WHAT YOU SHOULD DO: Reproduce the records below word for word, starting at the first line and ending with the line that contains "folder-icon: [7, 14, 29, 32]".

Spatial annotation records:
— start —

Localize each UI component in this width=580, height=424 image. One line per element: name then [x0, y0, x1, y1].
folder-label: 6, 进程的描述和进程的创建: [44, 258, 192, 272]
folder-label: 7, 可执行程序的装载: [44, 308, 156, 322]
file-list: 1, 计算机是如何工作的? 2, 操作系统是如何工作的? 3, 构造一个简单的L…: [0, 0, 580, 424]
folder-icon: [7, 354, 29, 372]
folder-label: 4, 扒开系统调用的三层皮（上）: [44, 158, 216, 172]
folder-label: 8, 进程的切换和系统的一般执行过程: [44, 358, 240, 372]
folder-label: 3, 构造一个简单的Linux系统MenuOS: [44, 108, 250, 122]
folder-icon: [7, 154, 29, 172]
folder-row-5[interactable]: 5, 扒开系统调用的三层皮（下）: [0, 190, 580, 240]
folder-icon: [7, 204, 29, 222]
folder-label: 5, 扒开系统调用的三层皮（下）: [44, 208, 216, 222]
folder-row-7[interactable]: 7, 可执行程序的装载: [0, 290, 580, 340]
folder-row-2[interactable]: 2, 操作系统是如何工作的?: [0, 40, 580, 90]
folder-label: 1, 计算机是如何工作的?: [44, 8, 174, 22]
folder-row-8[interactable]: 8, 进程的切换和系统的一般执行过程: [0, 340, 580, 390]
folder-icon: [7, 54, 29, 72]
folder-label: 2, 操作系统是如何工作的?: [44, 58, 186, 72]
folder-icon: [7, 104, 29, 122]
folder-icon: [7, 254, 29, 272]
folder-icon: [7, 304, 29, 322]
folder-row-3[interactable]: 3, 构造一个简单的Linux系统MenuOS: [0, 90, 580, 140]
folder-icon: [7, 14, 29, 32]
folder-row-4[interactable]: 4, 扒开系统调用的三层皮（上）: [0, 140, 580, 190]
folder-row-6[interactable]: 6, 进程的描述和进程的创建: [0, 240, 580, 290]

— end —

RESPONSE FOR THIS EXERCISE:
Localize each UI component in this width=580, height=424 image. One line per element: name then [x0, y0, x1, y1].
folder-label: 6, 进程的描述和进程的创建: [44, 258, 192, 272]
folder-label: 7, 可执行程序的装载: [44, 308, 156, 322]
file-list: 1, 计算机是如何工作的? 2, 操作系统是如何工作的? 3, 构造一个简单的L…: [0, 0, 580, 424]
folder-icon: [7, 354, 29, 372]
folder-label: 4, 扒开系统调用的三层皮（上）: [44, 158, 216, 172]
folder-label: 8, 进程的切换和系统的一般执行过程: [44, 358, 240, 372]
folder-label: 3, 构造一个简单的Linux系统MenuOS: [44, 108, 250, 122]
folder-icon: [7, 154, 29, 172]
folder-row-5[interactable]: 5, 扒开系统调用的三层皮（下）: [0, 190, 580, 240]
folder-icon: [7, 204, 29, 222]
folder-label: 5, 扒开系统调用的三层皮（下）: [44, 208, 216, 222]
folder-row-7[interactable]: 7, 可执行程序的装载: [0, 290, 580, 340]
folder-row-2[interactable]: 2, 操作系统是如何工作的?: [0, 40, 580, 90]
folder-label: 1, 计算机是如何工作的?: [44, 8, 174, 22]
folder-row-8[interactable]: 8, 进程的切换和系统的一般执行过程: [0, 340, 580, 390]
folder-icon: [7, 54, 29, 72]
folder-label: 2, 操作系统是如何工作的?: [44, 58, 186, 72]
folder-icon: [7, 104, 29, 122]
folder-icon: [7, 254, 29, 272]
folder-icon: [7, 304, 29, 322]
folder-row-3[interactable]: 3, 构造一个简单的Linux系统MenuOS: [0, 90, 580, 140]
folder-icon: [7, 14, 29, 32]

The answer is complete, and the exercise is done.